Given exercise:
Locate every line below that contains the word "Wrong" and copy it.

# START OF Exercise input

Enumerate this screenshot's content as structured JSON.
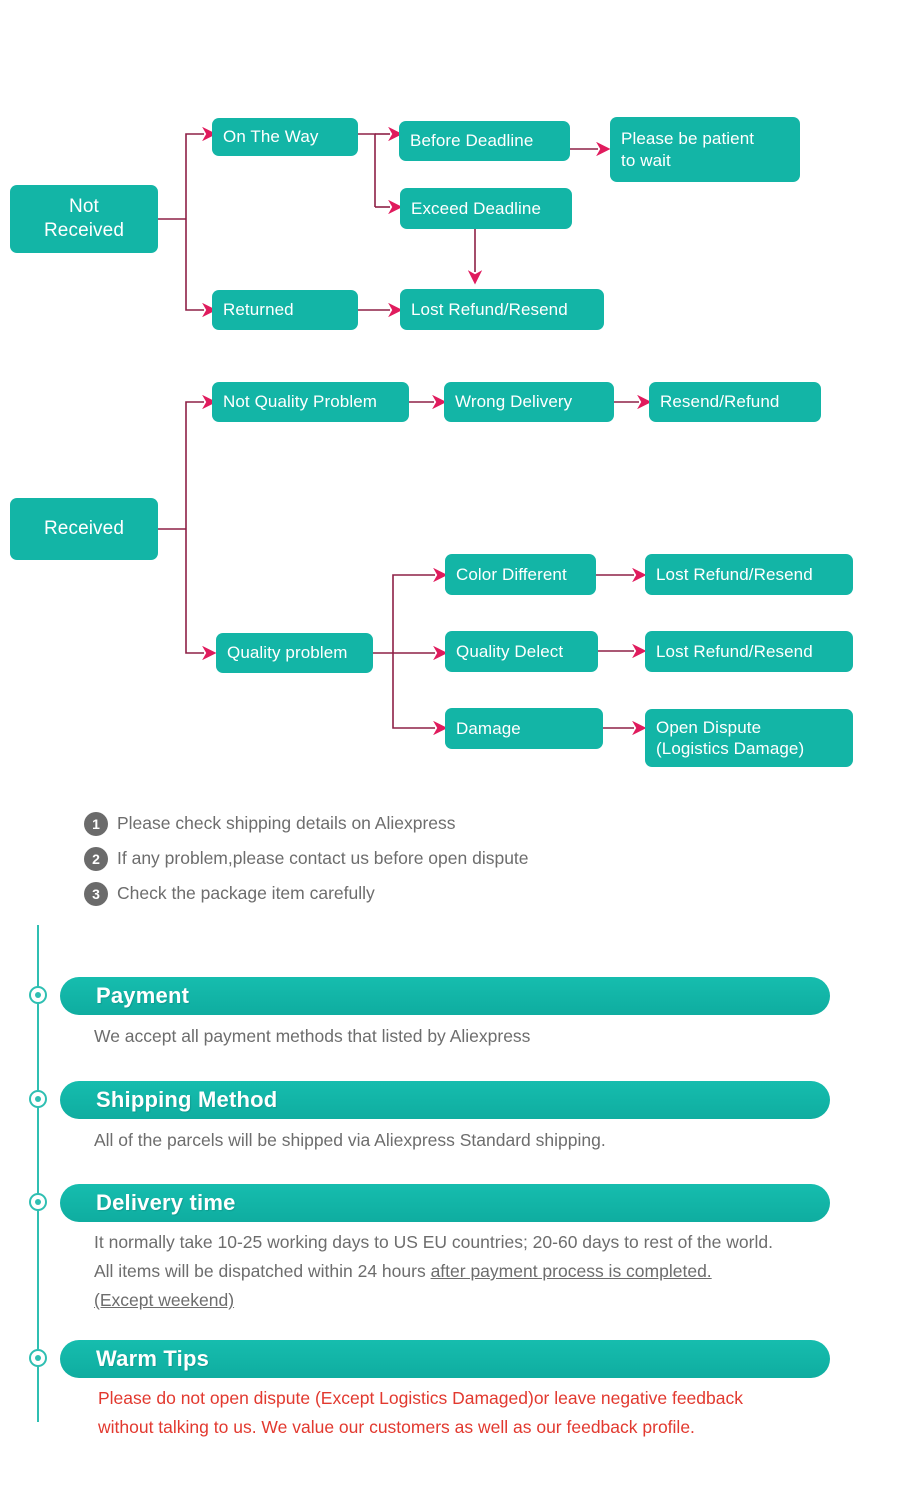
{
  "colors": {
    "node_fill": "#13b5a6",
    "connector_line": "#8e2046",
    "arrow_head": "#e01b5d",
    "note_circle": "#6b6b6b",
    "body_text": "#6d6d6d",
    "timeline": "#2fbfb2",
    "warning_text": "#e2392f"
  },
  "flowchart": {
    "title": "Not Received / Received dispute flow",
    "branches": [
      {
        "root": "Not\nReceived",
        "paths": [
          [
            "On The Way",
            "Before Deadline",
            "Please be patient\nto wait"
          ],
          [
            "On The Way",
            "Exceed Deadline",
            "Lost Refund/Resend"
          ],
          [
            "Returned",
            "Lost Refund/Resend"
          ]
        ]
      },
      {
        "root": "Received",
        "paths": [
          [
            "Not Quality Problem",
            "Wrong Delivery",
            "Resend/Refund"
          ],
          [
            "Quality problem",
            "Color Different",
            "Lost Refund/Resend"
          ],
          [
            "Quality problem",
            "Quality Delect",
            "Lost Refund/Resend"
          ],
          [
            "Quality problem",
            "Damage",
            "Open Dispute\n(Logistics Damage)"
          ]
        ]
      }
    ],
    "nodes": {
      "not_received": "Not\nReceived",
      "on_the_way": "On The Way",
      "before_deadline": "Before Deadline",
      "please_be_patient": "Please be patient\nto wait",
      "exceed_deadline": "Exceed Deadline",
      "returned": "Returned",
      "lost_refund_resend_1": "Lost Refund/Resend",
      "received": "Received",
      "not_quality_problem": "Not Quality Problem",
      "wrong_delivery": "Wrong Delivery",
      "resend_refund": "Resend/Refund",
      "quality_problem": "Quality problem",
      "color_different": "Color Different",
      "lost_refund_resend_2": "Lost Refund/Resend",
      "quality_delect": "Quality Delect",
      "lost_refund_resend_3": "Lost Refund/Resend",
      "damage": "Damage",
      "open_dispute": "Open Dispute\n(Logistics Damage)"
    }
  },
  "notes": [
    {
      "num": "1",
      "text": "Please check shipping details on Aliexpress"
    },
    {
      "num": "2",
      "text": "If any problem,please contact us before open dispute"
    },
    {
      "num": "3",
      "text": "Check the package item carefully"
    }
  ],
  "sections": {
    "payment": {
      "heading": "Payment",
      "body": "We accept all payment methods that listed by Aliexpress"
    },
    "shipping_method": {
      "heading": "Shipping Method",
      "body": "All of the parcels will be shipped via Aliexpress Standard shipping."
    },
    "delivery_time": {
      "heading": "Delivery time",
      "body_line1": "It normally take 10-25 working days to US EU countries; 20-60 days to rest of the world.",
      "body_line2_plain": "All items will be dispatched within 24 hours ",
      "body_line2_underlined": "after payment process is completed.",
      "body_line3_underlined": "(Except weekend)"
    },
    "warm_tips": {
      "heading": "Warm Tips",
      "body_line1": "Please do not open dispute (Except Logistics Damaged)or leave negative feedback",
      "body_line2": "without talking to us. We value our customers as well as our feedback profile."
    }
  }
}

# END OF Exercise input

Exercise response:
            "Wrong Delivery",
      "wrong_delivery": "Wrong Delivery",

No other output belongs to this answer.